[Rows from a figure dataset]
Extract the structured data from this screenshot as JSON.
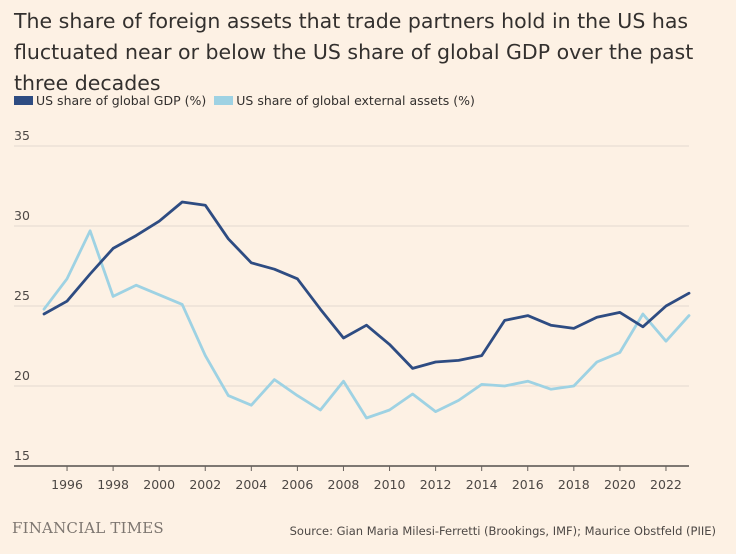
{
  "title": "The share of foreign assets that trade partners hold in the US has fluctuated near or below the US share of global GDP over the past three decades",
  "brand": "FINANCIAL TIMES",
  "source": "Source: Gian Maria Milesi-Ferretti (Brookings, IMF); Maurice Obstfeld (PIIE)",
  "chart_data": {
    "type": "line",
    "title": "The share of foreign assets that trade partners hold in the US has fluctuated near or below the US share of global GDP over the past three decades",
    "xlabel": "",
    "ylabel": "",
    "xlim": [
      1995,
      2023
    ],
    "ylim": [
      15,
      35
    ],
    "yticks": [
      15,
      20,
      25,
      30,
      35
    ],
    "xticks": [
      1996,
      1998,
      2000,
      2002,
      2004,
      2006,
      2008,
      2010,
      2012,
      2014,
      2016,
      2018,
      2020,
      2022
    ],
    "grid": true,
    "legend_position": "top-left",
    "x": [
      1995,
      1996,
      1997,
      1998,
      1999,
      2000,
      2001,
      2002,
      2003,
      2004,
      2005,
      2006,
      2007,
      2008,
      2009,
      2010,
      2011,
      2012,
      2013,
      2014,
      2015,
      2016,
      2017,
      2018,
      2019,
      2020,
      2021,
      2022,
      2023
    ],
    "series": [
      {
        "name": "US share of global GDP (%)",
        "color": "#2e4c82",
        "values": [
          24.5,
          25.3,
          27.0,
          28.6,
          29.4,
          30.3,
          31.5,
          31.3,
          29.2,
          27.7,
          27.3,
          26.7,
          24.8,
          23.0,
          23.8,
          22.6,
          21.1,
          21.5,
          21.6,
          21.9,
          24.1,
          24.4,
          23.8,
          23.6,
          24.3,
          24.6,
          23.7,
          25.0,
          25.8
        ]
      },
      {
        "name": "US share of global external assets (%)",
        "color": "#9ed2e3",
        "values": [
          24.8,
          26.7,
          29.7,
          25.6,
          26.3,
          25.7,
          25.1,
          21.9,
          19.4,
          18.8,
          20.4,
          19.4,
          18.5,
          20.3,
          18.0,
          18.5,
          19.5,
          18.4,
          19.1,
          20.1,
          20.0,
          20.3,
          19.8,
          20.0,
          21.5,
          22.1,
          24.5,
          22.8,
          24.4
        ]
      }
    ]
  }
}
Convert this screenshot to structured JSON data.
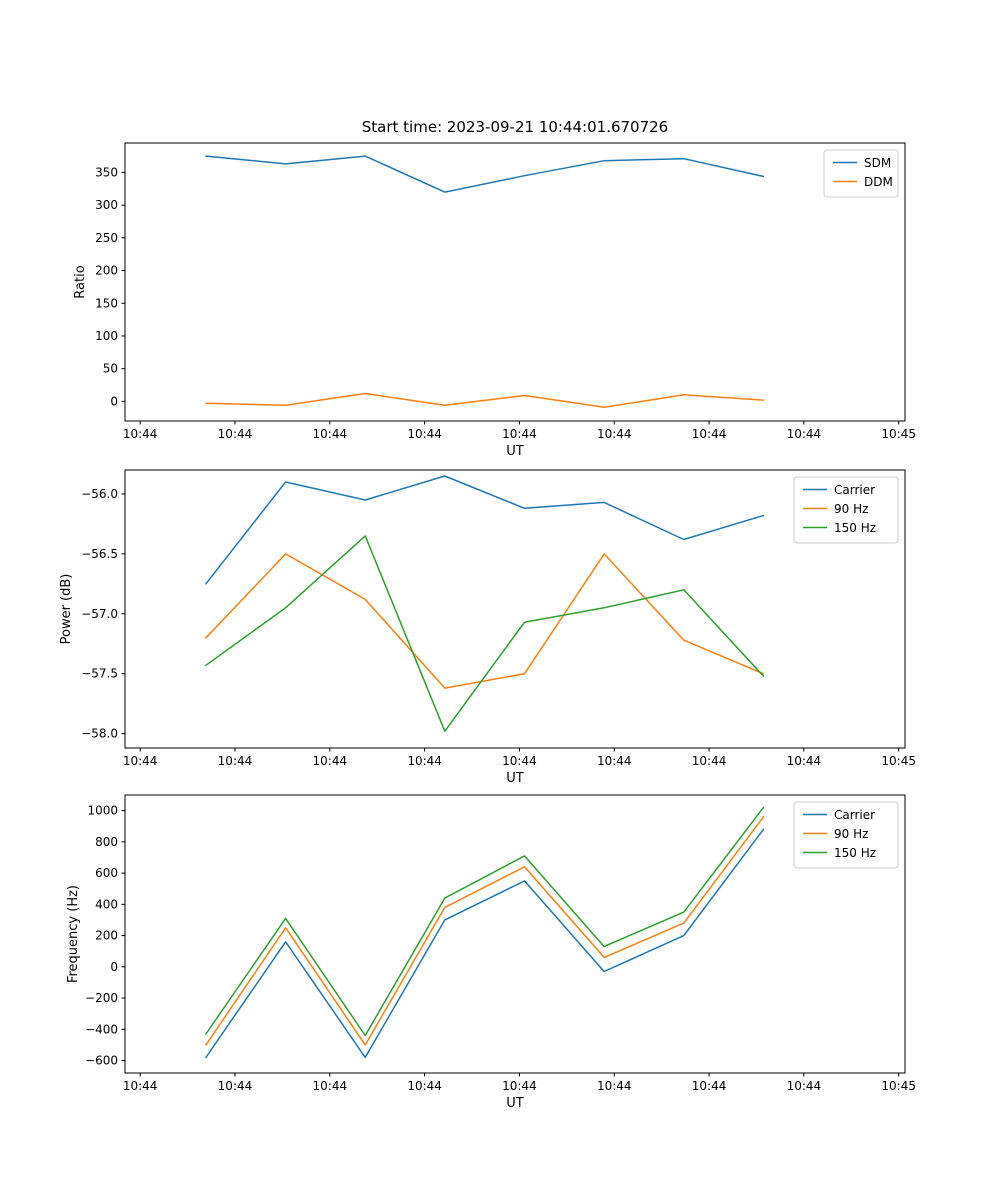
{
  "figure": {
    "title": "Start time: 2023-09-21 10:44:01.670726",
    "background": "#ffffff",
    "text_color": "#000000",
    "axes_color": "#000000",
    "legend_border_color": "#cccccc"
  },
  "chart_data": [
    {
      "type": "line",
      "name": "ratio",
      "xlabel": "UT",
      "ylabel": "Ratio",
      "xlim": [
        -1.2,
        60.5
      ],
      "ylim": [
        -30,
        395
      ],
      "x_ticks": [
        0,
        7.5,
        15,
        22.5,
        30,
        37.5,
        45,
        52.5,
        60
      ],
      "x_tick_labels": [
        "10:44",
        "10:44",
        "10:44",
        "10:44",
        "10:44",
        "10:44",
        "10:44",
        "10:44",
        "10:45"
      ],
      "y_ticks": [
        0,
        50,
        100,
        150,
        200,
        250,
        300,
        350
      ],
      "y_tick_labels": [
        "0",
        "50",
        "100",
        "150",
        "200",
        "250",
        "300",
        "350"
      ],
      "x": [
        5.2,
        11.5,
        17.8,
        24.1,
        30.4,
        36.7,
        43.0,
        49.3
      ],
      "grid": false,
      "legend_position": "top-right",
      "series": [
        {
          "name": "SDM",
          "color": "#1f77b4",
          "values": [
            375,
            363,
            375,
            320,
            345,
            368,
            371,
            344
          ]
        },
        {
          "name": "DDM",
          "color": "#ff7f0e",
          "values": [
            -3,
            -6,
            12,
            -6,
            9,
            -9,
            10,
            2
          ]
        }
      ]
    },
    {
      "type": "line",
      "name": "power",
      "xlabel": "UT",
      "ylabel": "Power (dB)",
      "xlim": [
        -1.2,
        60.5
      ],
      "ylim": [
        -58.12,
        -55.8
      ],
      "x_ticks": [
        0,
        7.5,
        15,
        22.5,
        30,
        37.5,
        45,
        52.5,
        60
      ],
      "x_tick_labels": [
        "10:44",
        "10:44",
        "10:44",
        "10:44",
        "10:44",
        "10:44",
        "10:44",
        "10:44",
        "10:45"
      ],
      "y_ticks": [
        -58.0,
        -57.5,
        -57.0,
        -56.5,
        -56.0
      ],
      "y_tick_labels": [
        "−58.0",
        "−57.5",
        "−57.0",
        "−56.5",
        "−56.0"
      ],
      "x": [
        5.2,
        11.5,
        17.8,
        24.1,
        30.4,
        36.7,
        43.0,
        49.3
      ],
      "grid": false,
      "legend_position": "top-right",
      "series": [
        {
          "name": "Carrier",
          "color": "#1f77b4",
          "values": [
            -56.75,
            -55.9,
            -56.05,
            -55.85,
            -56.12,
            -56.07,
            -56.38,
            -56.18
          ]
        },
        {
          "name": "90 Hz",
          "color": "#ff7f0e",
          "values": [
            -57.2,
            -56.5,
            -56.88,
            -57.62,
            -57.5,
            -56.5,
            -57.22,
            -57.5
          ]
        },
        {
          "name": "150 Hz",
          "color": "#2ca02c",
          "values": [
            -57.43,
            -56.95,
            -56.35,
            -57.98,
            -57.07,
            -56.95,
            -56.8,
            -57.52
          ]
        }
      ]
    },
    {
      "type": "line",
      "name": "frequency",
      "xlabel": "UT",
      "ylabel": "Frequency (Hz)",
      "xlim": [
        -1.2,
        60.5
      ],
      "ylim": [
        -680,
        1100
      ],
      "x_ticks": [
        0,
        7.5,
        15,
        22.5,
        30,
        37.5,
        45,
        52.5,
        60
      ],
      "x_tick_labels": [
        "10:44",
        "10:44",
        "10:44",
        "10:44",
        "10:44",
        "10:44",
        "10:44",
        "10:44",
        "10:45"
      ],
      "y_ticks": [
        -600,
        -400,
        -200,
        0,
        200,
        400,
        600,
        800,
        1000
      ],
      "y_tick_labels": [
        "−600",
        "−400",
        "−200",
        "0",
        "200",
        "400",
        "600",
        "800",
        "1000"
      ],
      "x": [
        5.2,
        11.5,
        17.8,
        24.1,
        30.4,
        36.7,
        43.0,
        49.3
      ],
      "grid": false,
      "legend_position": "top-right",
      "series": [
        {
          "name": "Carrier",
          "color": "#1f77b4",
          "values": [
            -580,
            160,
            -580,
            300,
            550,
            -30,
            200,
            880
          ]
        },
        {
          "name": "90 Hz",
          "color": "#ff7f0e",
          "values": [
            -500,
            250,
            -500,
            380,
            640,
            60,
            280,
            960
          ]
        },
        {
          "name": "150 Hz",
          "color": "#2ca02c",
          "values": [
            -430,
            310,
            -440,
            440,
            710,
            130,
            350,
            1020
          ]
        }
      ]
    }
  ]
}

◆ Prompt ◆
Restate every record exactly, please; do not copy the pictures.

◆ Right answer ◆
Extract the structured data from this screenshot as JSON.
{
  "title": "The share of foreign assets that trade partners hold in the US has fluctuated near or below the US share of global GDP over the past three decades",
  "brand": "FINANCIAL TIMES",
  "source": "Source: Gian Maria Milesi-Ferretti (Brookings, IMF); Maurice Obstfeld (PIIE)",
  "chart_data": {
    "type": "line",
    "title": "The share of foreign assets that trade partners hold in the US has fluctuated near or below the US share of global GDP over the past three decades",
    "xlabel": "",
    "ylabel": "",
    "xlim": [
      1995,
      2023
    ],
    "ylim": [
      15,
      35
    ],
    "yticks": [
      15,
      20,
      25,
      30,
      35
    ],
    "xticks": [
      1996,
      1998,
      2000,
      2002,
      2004,
      2006,
      2008,
      2010,
      2012,
      2014,
      2016,
      2018,
      2020,
      2022
    ],
    "grid": true,
    "legend_position": "top-left",
    "x": [
      1995,
      1996,
      1997,
      1998,
      1999,
      2000,
      2001,
      2002,
      2003,
      2004,
      2005,
      2006,
      2007,
      2008,
      2009,
      2010,
      2011,
      2012,
      2013,
      2014,
      2015,
      2016,
      2017,
      2018,
      2019,
      2020,
      2021,
      2022,
      2023
    ],
    "series": [
      {
        "name": "US share of global GDP (%)",
        "color": "#2e4c82",
        "values": [
          24.5,
          25.3,
          27.0,
          28.6,
          29.4,
          30.3,
          31.5,
          31.3,
          29.2,
          27.7,
          27.3,
          26.7,
          24.8,
          23.0,
          23.8,
          22.6,
          21.1,
          21.5,
          21.6,
          21.9,
          24.1,
          24.4,
          23.8,
          23.6,
          24.3,
          24.6,
          23.7,
          25.0,
          25.8
        ]
      },
      {
        "name": "US share of global external assets (%)",
        "color": "#9ed2e3",
        "values": [
          24.8,
          26.7,
          29.7,
          25.6,
          26.3,
          25.7,
          25.1,
          21.9,
          19.4,
          18.8,
          20.4,
          19.4,
          18.5,
          20.3,
          18.0,
          18.5,
          19.5,
          18.4,
          19.1,
          20.1,
          20.0,
          20.3,
          19.8,
          20.0,
          21.5,
          22.1,
          24.5,
          22.8,
          24.4
        ]
      }
    ]
  }
}
Convert this screenshot to structured JSON data.
{
  "figure": {
    "title": "Start time: 2023-09-21 10:44:01.670726",
    "background": "#ffffff",
    "text_color": "#000000",
    "axes_color": "#000000",
    "legend_border_color": "#cccccc"
  },
  "chart_data": [
    {
      "type": "line",
      "name": "ratio",
      "xlabel": "UT",
      "ylabel": "Ratio",
      "xlim": [
        -1.2,
        60.5
      ],
      "ylim": [
        -30,
        395
      ],
      "x_ticks": [
        0,
        7.5,
        15,
        22.5,
        30,
        37.5,
        45,
        52.5,
        60
      ],
      "x_tick_labels": [
        "10:44",
        "10:44",
        "10:44",
        "10:44",
        "10:44",
        "10:44",
        "10:44",
        "10:44",
        "10:45"
      ],
      "y_ticks": [
        0,
        50,
        100,
        150,
        200,
        250,
        300,
        350
      ],
      "y_tick_labels": [
        "0",
        "50",
        "100",
        "150",
        "200",
        "250",
        "300",
        "350"
      ],
      "x": [
        5.2,
        11.5,
        17.8,
        24.1,
        30.4,
        36.7,
        43.0,
        49.3
      ],
      "grid": false,
      "legend_position": "top-right",
      "series": [
        {
          "name": "SDM",
          "color": "#1f77b4",
          "values": [
            375,
            363,
            375,
            320,
            345,
            368,
            371,
            344
          ]
        },
        {
          "name": "DDM",
          "color": "#ff7f0e",
          "values": [
            -3,
            -6,
            12,
            -6,
            9,
            -9,
            10,
            2
          ]
        }
      ]
    },
    {
      "type": "line",
      "name": "power",
      "xlabel": "UT",
      "ylabel": "Power (dB)",
      "xlim": [
        -1.2,
        60.5
      ],
      "ylim": [
        -58.12,
        -55.8
      ],
      "x_ticks": [
        0,
        7.5,
        15,
        22.5,
        30,
        37.5,
        45,
        52.5,
        60
      ],
      "x_tick_labels": [
        "10:44",
        "10:44",
        "10:44",
        "10:44",
        "10:44",
        "10:44",
        "10:44",
        "10:44",
        "10:45"
      ],
      "y_ticks": [
        -58.0,
        -57.5,
        -57.0,
        -56.5,
        -56.0
      ],
      "y_tick_labels": [
        "−58.0",
        "−57.5",
        "−57.0",
        "−56.5",
        "−56.0"
      ],
      "x": [
        5.2,
        11.5,
        17.8,
        24.1,
        30.4,
        36.7,
        43.0,
        49.3
      ],
      "grid": false,
      "legend_position": "top-right",
      "series": [
        {
          "name": "Carrier",
          "color": "#1f77b4",
          "values": [
            -56.75,
            -55.9,
            -56.05,
            -55.85,
            -56.12,
            -56.07,
            -56.38,
            -56.18
          ]
        },
        {
          "name": "90 Hz",
          "color": "#ff7f0e",
          "values": [
            -57.2,
            -56.5,
            -56.88,
            -57.62,
            -57.5,
            -56.5,
            -57.22,
            -57.5
          ]
        },
        {
          "name": "150 Hz",
          "color": "#2ca02c",
          "values": [
            -57.43,
            -56.95,
            -56.35,
            -57.98,
            -57.07,
            -56.95,
            -56.8,
            -57.52
          ]
        }
      ]
    },
    {
      "type": "line",
      "name": "frequency",
      "xlabel": "UT",
      "ylabel": "Frequency (Hz)",
      "xlim": [
        -1.2,
        60.5
      ],
      "ylim": [
        -680,
        1100
      ],
      "x_ticks": [
        0,
        7.5,
        15,
        22.5,
        30,
        37.5,
        45,
        52.5,
        60
      ],
      "x_tick_labels": [
        "10:44",
        "10:44",
        "10:44",
        "10:44",
        "10:44",
        "10:44",
        "10:44",
        "10:44",
        "10:45"
      ],
      "y_ticks": [
        -600,
        -400,
        -200,
        0,
        200,
        400,
        600,
        800,
        1000
      ],
      "y_tick_labels": [
        "−600",
        "−400",
        "−200",
        "0",
        "200",
        "400",
        "600",
        "800",
        "1000"
      ],
      "x": [
        5.2,
        11.5,
        17.8,
        24.1,
        30.4,
        36.7,
        43.0,
        49.3
      ],
      "grid": false,
      "legend_position": "top-right",
      "series": [
        {
          "name": "Carrier",
          "color": "#1f77b4",
          "values": [
            -580,
            160,
            -580,
            300,
            550,
            -30,
            200,
            880
          ]
        },
        {
          "name": "90 Hz",
          "color": "#ff7f0e",
          "values": [
            -500,
            250,
            -500,
            380,
            640,
            60,
            280,
            960
          ]
        },
        {
          "name": "150 Hz",
          "color": "#2ca02c",
          "values": [
            -430,
            310,
            -440,
            440,
            710,
            130,
            350,
            1020
          ]
        }
      ]
    }
  ]
}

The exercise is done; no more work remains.